TASK DESCRIPTION. Of the lines listed below, how many contain the string "sintió"? Answer with the number alone.

─── DATA TO USE

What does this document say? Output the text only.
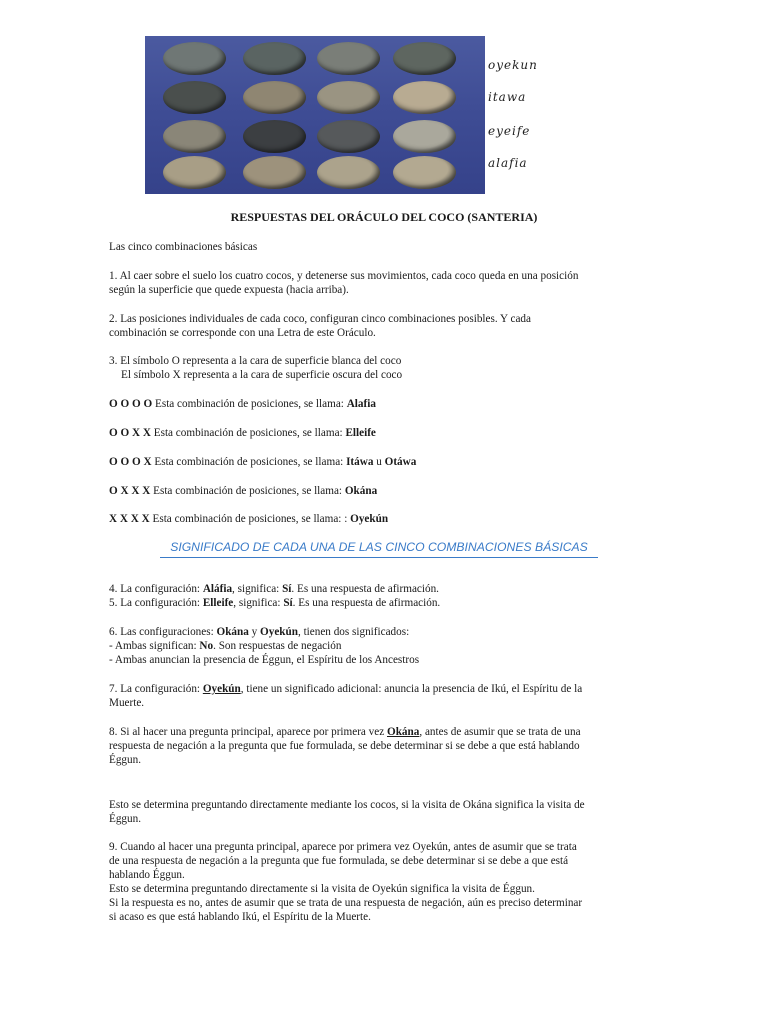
oyekun
itawa
eyeife
alafia
RESPUESTAS DEL ORÁCULO DEL COCO (SANTERIA)

Las cinco combinaciones básicas

1. Al caer sobre el suelo los cuatro cocos, y detenerse sus movimientos, cada coco queda en una posición
según la superficie que quede expuesta (hacia arriba).

2. Las posiciones individuales de cada coco, configuran cinco combinaciones posibles. Y cada
combinación se corresponde con una Letra de este Oráculo.

3. El símbolo O representa a la cara de superficie blanca del coco
El símbolo X representa a la cara de superficie oscura del coco

O O O O Esta combinación de posiciones, se llama: Alafia

O O X X Esta combinación de posiciones, se llama: Elleife

O O O X Esta combinación de posiciones, se llama: Itáwa u Otáwa

O X X X Esta combinación de posiciones, se llama: Okána

X X X X Esta combinación de posiciones, se llama: : Oyekún

SIGNIFICADO DE CADA UNA DE LAS CINCO COMBINACIONES BÁSICAS

4. La configuración: Aláfia, significa: Sí. Es una respuesta de afirmación.
5. La configuración: Elleife, significa: Sí. Es una respuesta de afirmación.

6. Las configuraciones: Okána y Oyekún, tienen dos significados:
- Ambas significan: No. Son respuestas de negación
- Ambas anuncian la presencia de Éggun, el Espíritu de los Ancestros

7. La configuración: Oyekún, tiene un significado adicional: anuncia la presencia de Ikú, el Espíritu de la
Muerte.

8. Si al hacer una pregunta principal, aparece por primera vez Okána, antes de asumir que se trata de una
respuesta de negación a la pregunta que fue formulada, se debe determinar si se debe a que está hablando
Éggun.

Esto se determina preguntando directamente mediante los cocos, si la visita de Okána significa la visita de
Éggun.

9. Cuando al hacer una pregunta principal, aparece por primera vez Oyekún, antes de asumir que se trata
de una respuesta de negación a la pregunta que fue formulada, se debe determinar si se debe a que está
hablando Éggun.
Esto se determina preguntando directamente si la visita de Oyekún significa la visita de Éggun.
Si la respuesta es no, antes de asumir que se trata de una respuesta de negación, aún es preciso determinar
si acaso es que está hablando Ikú, el Espíritu de la Muerte.
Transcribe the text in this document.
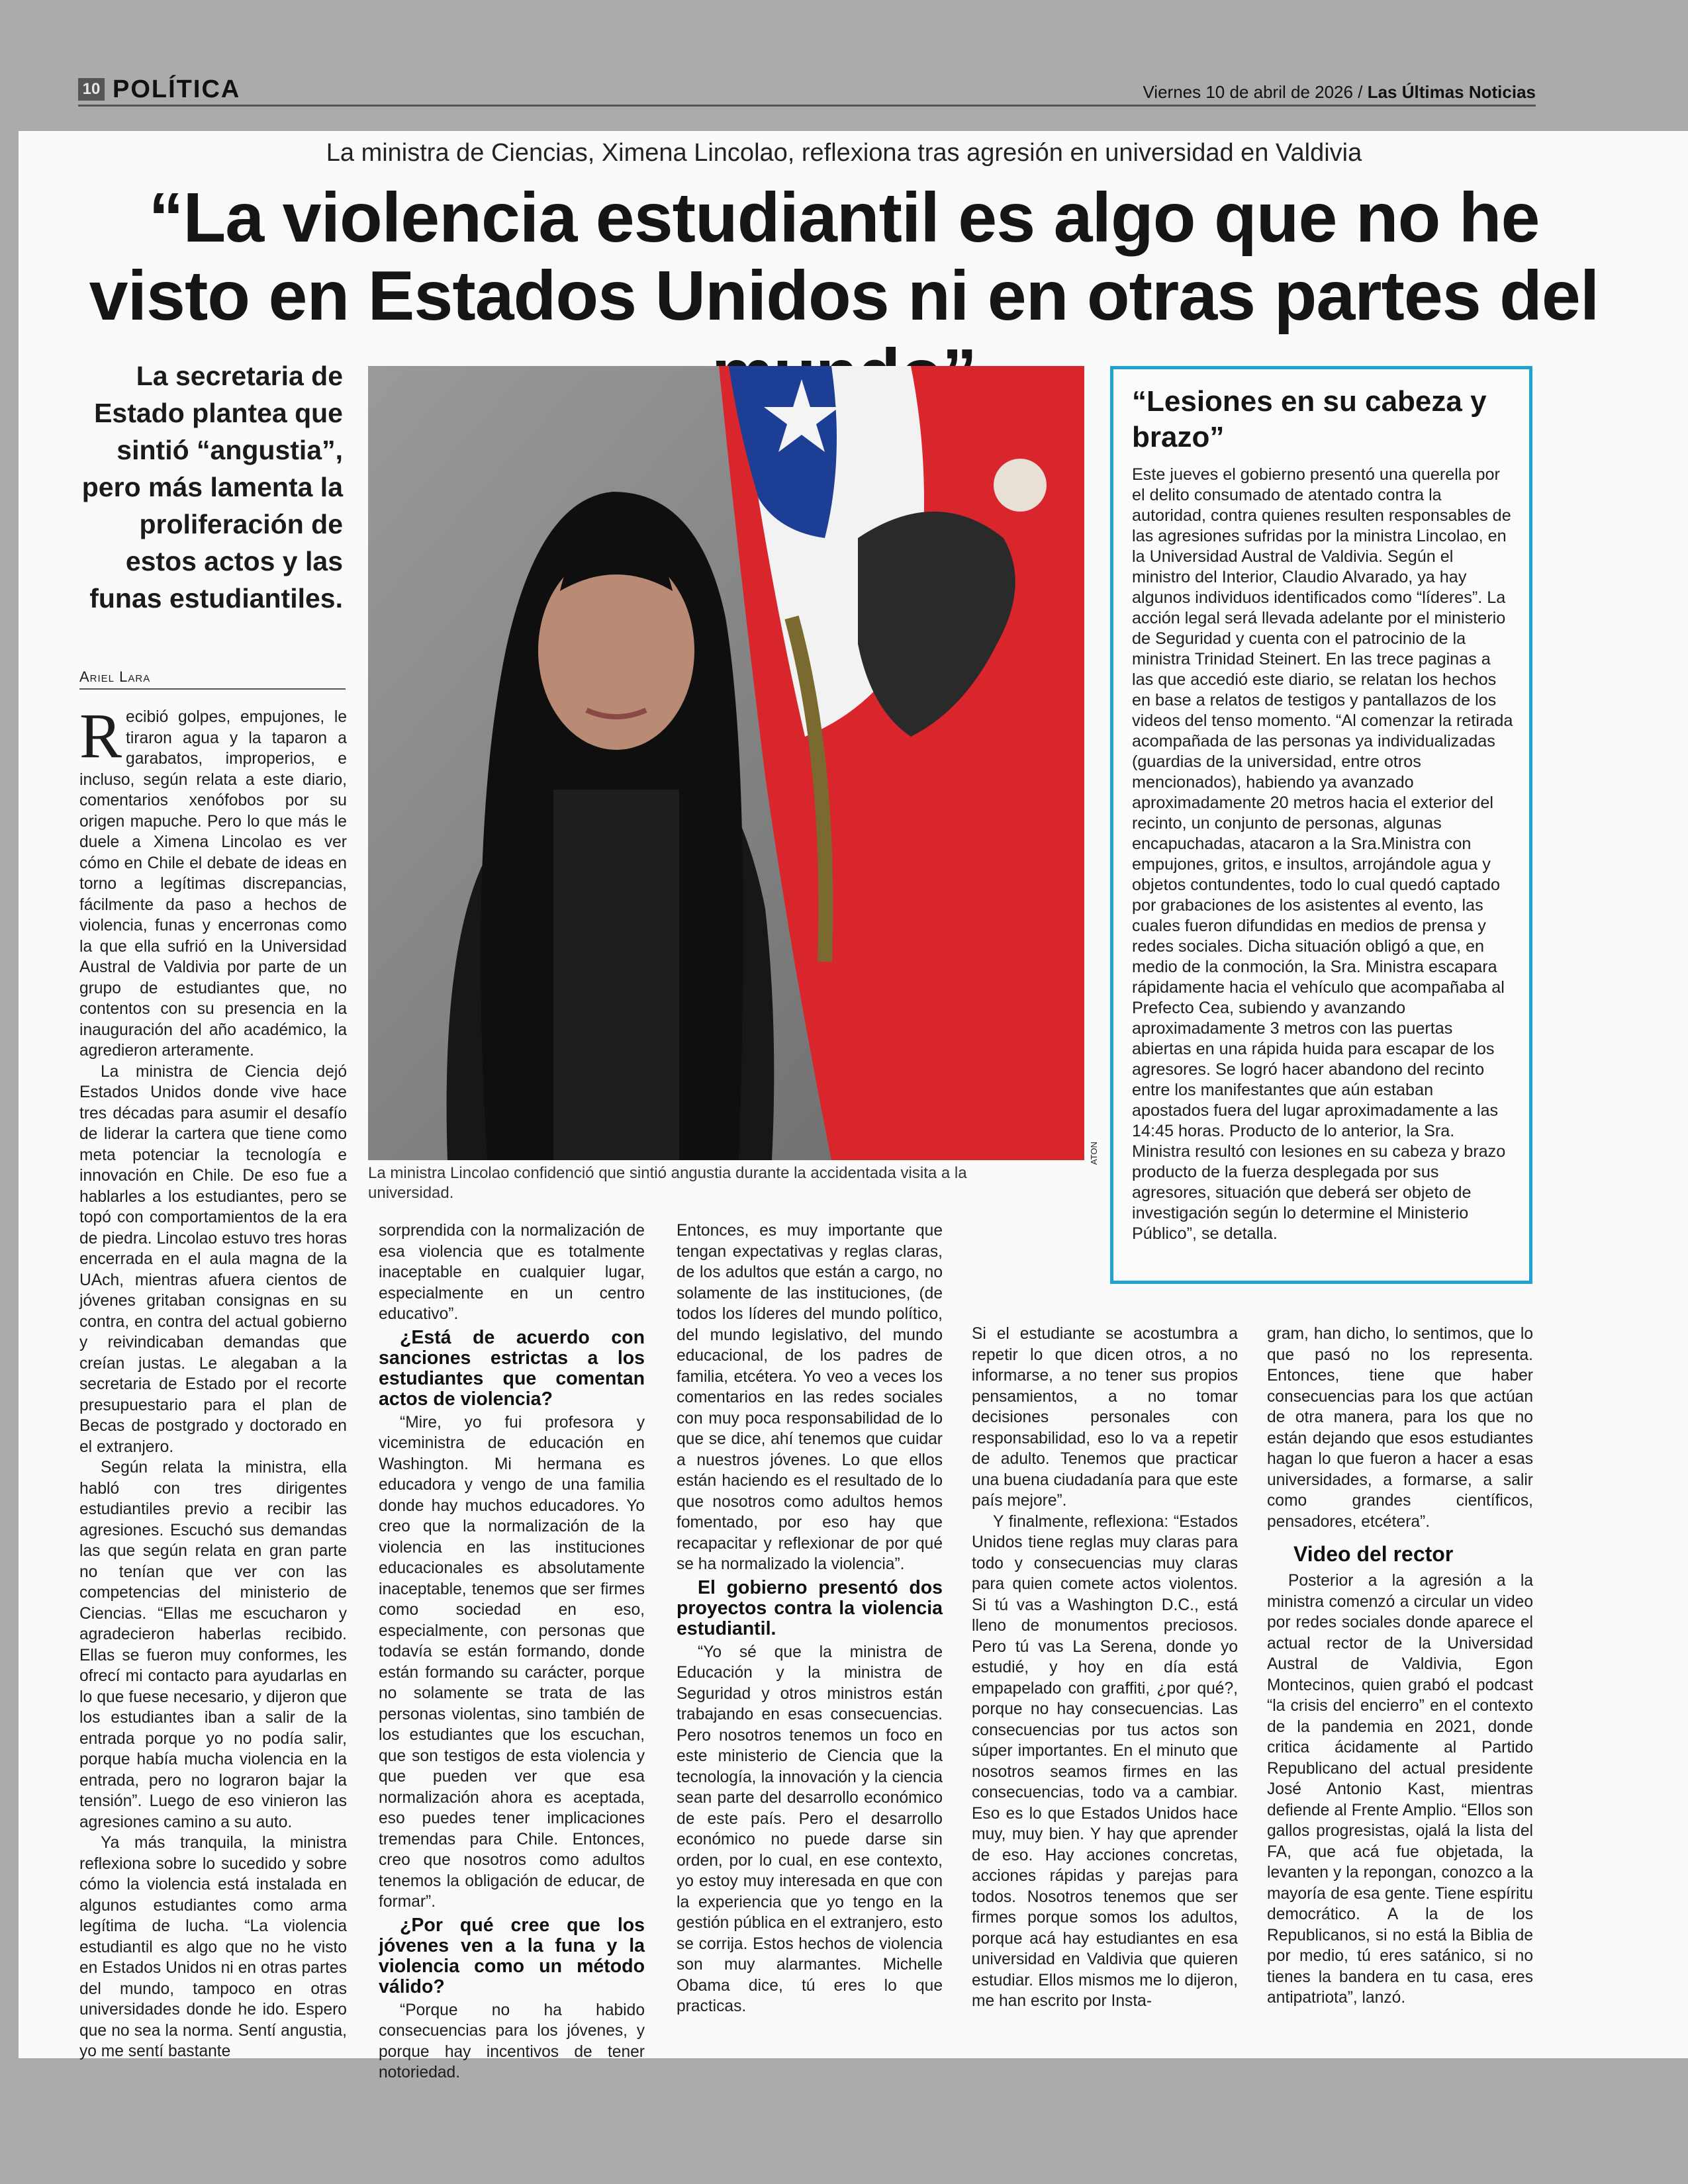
10 POLÍTICA	Viernes 10 de abril de 2026 / Las Últimas Noticias
La ministra de Ciencias, Ximena Lincolao, reflexiona tras agresión en universidad en Valdivia
“La violencia estudiantil es algo que no he visto en Estados Unidos ni en otras partes del
La secretaria de Estado plantea que sintió “angustia”, pero más lamenta la proliferación de estos actos y las funas estudiantiles.
Ariel Lara
ATON
La ministra Lincolao confidenció que sintió angustia durante la accidentada visita a la universidad.
“Lesiones en su cabeza y brazo”
Este jueves el gobierno presentó una querella por el delito consumado de atentado contra la autoridad, contra quienes resulten responsables de las agresiones sufridas por la ministra Lincolao, en la Universidad Austral de Valdivia. Según el ministro del Interior, Claudio Alvarado, ya hay algunos individuos identificados como “líderes”. La acción legal será llevada adelante por el ministerio de Seguridad y cuenta con el patrocinio de la ministra Trinidad Steinert. En las trece paginas a las que accedió este diario, se relatan los hechos en base a relatos de testigos y pantallazos de los videos del tenso momento. “Al comenzar la retirada acompañada de las personas ya individualizadas (guardias de la universidad, entre otros mencionados), habiendo ya avanzado aproximadamente 20 metros hacia el exterior del recinto, un conjunto de personas, algunas encapuchadas, atacaron a la Sra.Ministra con empujones, gritos, e insultos, arrojándole agua y objetos contundentes, todo lo cual quedó captado por grabaciones de los asistentes al evento, las cuales fueron difundidas en medios de prensa y redes sociales. Dicha situación obligó a que, en medio de la conmoción, la Sra. Ministra escapara rápidamente hacia el vehículo que acompañaba al Prefecto Cea, subiendo y avanzando aproximadamente 3 metros con las puertas abiertas en una rápida huida para escapar de los agresores. Se logró hacer abandono del recinto entre los manifestantes que aún estaban apostados fuera del lugar aproximadamente a las 14:45 horas. Producto de lo anterior, la Sra. Ministra resultó con lesiones en su cabeza y brazo producto de la fuerza desplegada por sus agresores, situación que deberá ser objeto de investigación según lo determine el Ministerio Público”, se detalla.

Recibió golpes, empujones, le tiraron agua y la taparon a garabatos, improperios, e incluso, según relata a este diario, comentarios xenófobos por su origen mapuche. Pero lo que más le duele a Ximena Lincolao es ver cómo en Chile el debate de ideas en torno a legítimas discrepancias, fácilmente da paso a hechos de violencia, funas y encerronas como la que ella sufrió en la Universidad Austral de Valdivia por parte de un grupo de estudiantes que, no contentos con su presencia en la inauguración del año académico, la agredieron arteramente.

La ministra de Ciencia dejó Estados Unidos donde vive hace tres décadas para asumir el desafío de liderar la cartera que tiene como meta potenciar la tecnología e innovación en Chile. De eso fue a hablarles a los estudiantes, pero se topó con comportamientos de la era de piedra. Lincolao estuvo tres horas encerrada en el aula magna de la UAch, mientras afuera cientos de jóvenes gritaban consignas en su contra, en contra del actual gobierno y reivindicaban demandas que creían justas. Le alegaban a la secretaria de Estado por el recorte presupuestario para el plan de Becas de postgrado y doctorado en el extranjero.

Según relata la ministra, ella habló con tres dirigentes estudiantiles previo a recibir las agresiones. Escuchó sus demandas las que según relata en gran parte no tenían que ver con las competencias del ministerio de Ciencias. “Ellas me escucharon y agradecieron haberlas recibido. Ellas se fueron muy conformes, les ofrecí mi contacto para ayudarlas en lo que fuese necesario, y dijeron que los estudiantes iban a salir de la entrada porque yo no podía salir, porque había mucha violencia en la entrada, pero no lograron bajar la tensión”. Luego de eso vinieron las agresiones camino a su auto.

Ya más tranquila, la ministra reflexiona sobre lo sucedido y sobre cómo la violencia está instalada en algunos estudiantes como arma legítima de lucha. “La violencia estudiantil es algo que no he visto en Estados Unidos ni en otras partes del mundo, tampoco en otras universidades donde he ido. Espero que no sea la norma. Sentí angustia, yo me sentí bastante

sorprendida con la normalización de esa violencia que es totalmente inaceptable en cualquier lugar, especialmente en un centro educativo”.

¿Está de acuerdo con sanciones estrictas a los estudiantes que comentan actos de violencia?

“Mire, yo fui profesora y viceministra de educación en Washington. Mi hermana es educadora y vengo de una familia donde hay muchos educadores. Yo creo que la normalización de la violencia en las instituciones educacionales es absolutamente inaceptable, tenemos que ser firmes como sociedad en eso, especialmente, con personas que todavía se están formando, donde están formando su carácter, porque no solamente se trata de las personas violentas, sino también de los estudiantes que los escuchan, que son testigos de esta violencia y que pueden ver que esa normalización ahora es aceptada, eso puedes tener implicaciones tremendas para Chile. Entonces, creo que nosotros como adultos tenemos la obligación de educar, de formar”.

¿Por qué cree que los jóvenes ven a la funa y la violencia como un método válido?

“Porque no ha habido consecuencias para los jóvenes, y porque hay incentivos de tener notoriedad.

Entonces, es muy importante que tengan expectativas y reglas claras, de los adultos que están a cargo, no solamente de las instituciones, (de todos los líderes del mundo político, del mundo legislativo, del mundo educacional, de los padres de familia, etcétera. Yo veo a veces los comentarios en las redes sociales con muy poca responsabilidad de lo que se dice, ahí tenemos que cuidar a nuestros jóvenes. Lo que ellos están haciendo es el resultado de lo que nosotros como adultos hemos fomentado, por eso hay que recapacitar y reflexionar de por qué se ha normalizado la violencia”.

El gobierno presentó dos proyectos contra la violencia estudiantil.

“Yo sé que la ministra de Educación y la ministra de Seguridad y otros ministros están trabajando en esas consecuencias. Pero nosotros tenemos un foco en este ministerio de Ciencia que la tecnología, la innovación y la ciencia sean parte del desarrollo económico de este país. Pero el desarrollo económico no puede darse sin orden, por lo cual, en ese contexto, yo estoy muy interesada en que con la experiencia que yo tengo en la gestión pública en el extranjero, esto se corrija. Estos hechos de violencia son muy alarmantes. Michelle Obama dice, tú eres lo que practicas.

Si el estudiante se acostumbra a repetir lo que dicen otros, a no informarse, a no tener sus propios pensamientos, a no tomar decisiones personales con responsabilidad, eso lo va a repetir de adulto. Tenemos que practicar una buena ciudadanía para que este país mejore”.

Y finalmente, reflexiona: “Estados Unidos tiene reglas muy claras para todo y consecuencias muy claras para quien comete actos violentos. Si tú vas a Washington D.C., está lleno de monumentos preciosos. Pero tú vas La Serena, donde yo estudié, y hoy en día está empapelado con graffiti, ¿por qué?, porque no hay consecuencias. Las consecuencias por tus actos son súper importantes. En el minuto que nosotros seamos firmes en las consecuencias, todo va a cambiar. Eso es lo que Estados Unidos hace muy, muy bien. Y hay que aprender de eso. Hay acciones concretas, acciones rápidas y parejas para todos. Nosotros tenemos que ser firmes porque somos los adultos, porque acá hay estudiantes en esa universidad en Valdivia que quieren estudiar. Ellos mismos me lo dijeron, me han escrito por Insta-

gram, han dicho, lo sentimos, que lo que pasó no los representa. Entonces, tiene que haber consecuencias para los que actúan de otra manera, para los que no están dejando que esos estudiantes hagan lo que fueron a hacer a esas universidades, a formarse, a salir como grandes científicos, pensadores, etcétera”.

Video del rector

Posterior a la agresión a la ministra comenzó a circular un video por redes sociales donde aparece el actual rector de la Universidad Austral de Valdivia, Egon Montecinos, quien grabó el podcast “la crisis del encierro” en el contexto de la pandemia en 2021, donde critica ácidamente al Partido Republicano del actual presidente José Antonio Kast, mientras defiende al Frente Amplio. “Ellos son gallos progresistas, ojalá la lista del FA, que acá fue objetada, la levanten y la repongan, conozco a la mayoría de esa gente. Tiene espíritu democrático. A la de los Republicanos, si no está la Biblia de por medio, tú eres satánico, si no tienes la bandera en tu casa, eres antipatriota”, lanzó.
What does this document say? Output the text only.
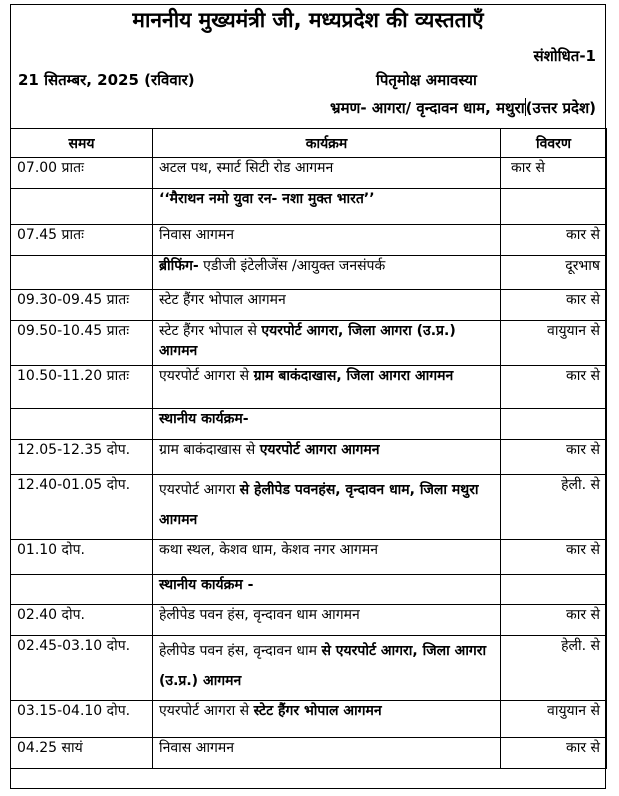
माननीय मुख्यमंत्री जी, मध्यप्रदेश की व्यस्तताएँ
संशोधित-1
21 सितम्बर, 2025 (रविवार)	पितृमोक्ष अमावस्या
भ्रमण- आगरा/ वृन्दावन धाम, मथुरा(उत्तर प्रदेश)
समय	कार्यक्रम	विवरण
07.00 प्रातः	अटल पथ, स्मार्ट सिटी रोड आगमन	कार से
	‘‘मैराथन नमो युवा रन- नशा मुक्त भारत’’	
07.45 प्रातः	निवास आगमन	कार से
	ब्रीफिंग- एडीजी इंटेलीजेंस /आयुक्त जनसंपर्क	दूरभाष
09.30-09.45 प्रातः	स्टेट हैंगर भोपाल आगमन	कार से
09.50-10.45 प्रातः	स्टेट हैंगर भोपाल से एयरपोर्ट आगरा, जिला आगरा (उ.प्र.) आगमन	वायुयान से
10.50-11.20 प्रातः	एयरपोर्ट आगरा से ग्राम बाकंदाखास, जिला आगरा आगमन	कार से
	स्थानीय कार्यक्रम-	
12.05-12.35 दोप.	ग्राम बाकंदाखास से एयरपोर्ट आगरा आगमन	कार से
12.40-01.05 दोप.	एयरपोर्ट आगरा से हेलीपेड पवनहंस, वृन्दावन धाम, जिला मथुरा आगमन	हेली. से
01.10 दोप.	कथा स्थल, केशव धाम, केशव नगर आगमन	कार से
	स्थानीय कार्यक्रम -	
02.40 दोप.	हेलीपेड पवन हंस, वृन्दावन धाम आगमन	कार से
02.45-03.10 दोप.	हेलीपेड पवन हंस, वृन्दावन धाम से एयरपोर्ट आगरा, जिला आगरा (उ.प्र.) आगमन	हेली. से
03.15-04.10 दोप.	एयरपोर्ट आगरा से स्टेट हैंगर भोपाल आगमन	वायुयान से
04.25 सायं	निवास आगमन	कार से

──────

RESULT OF THIS TASK. 2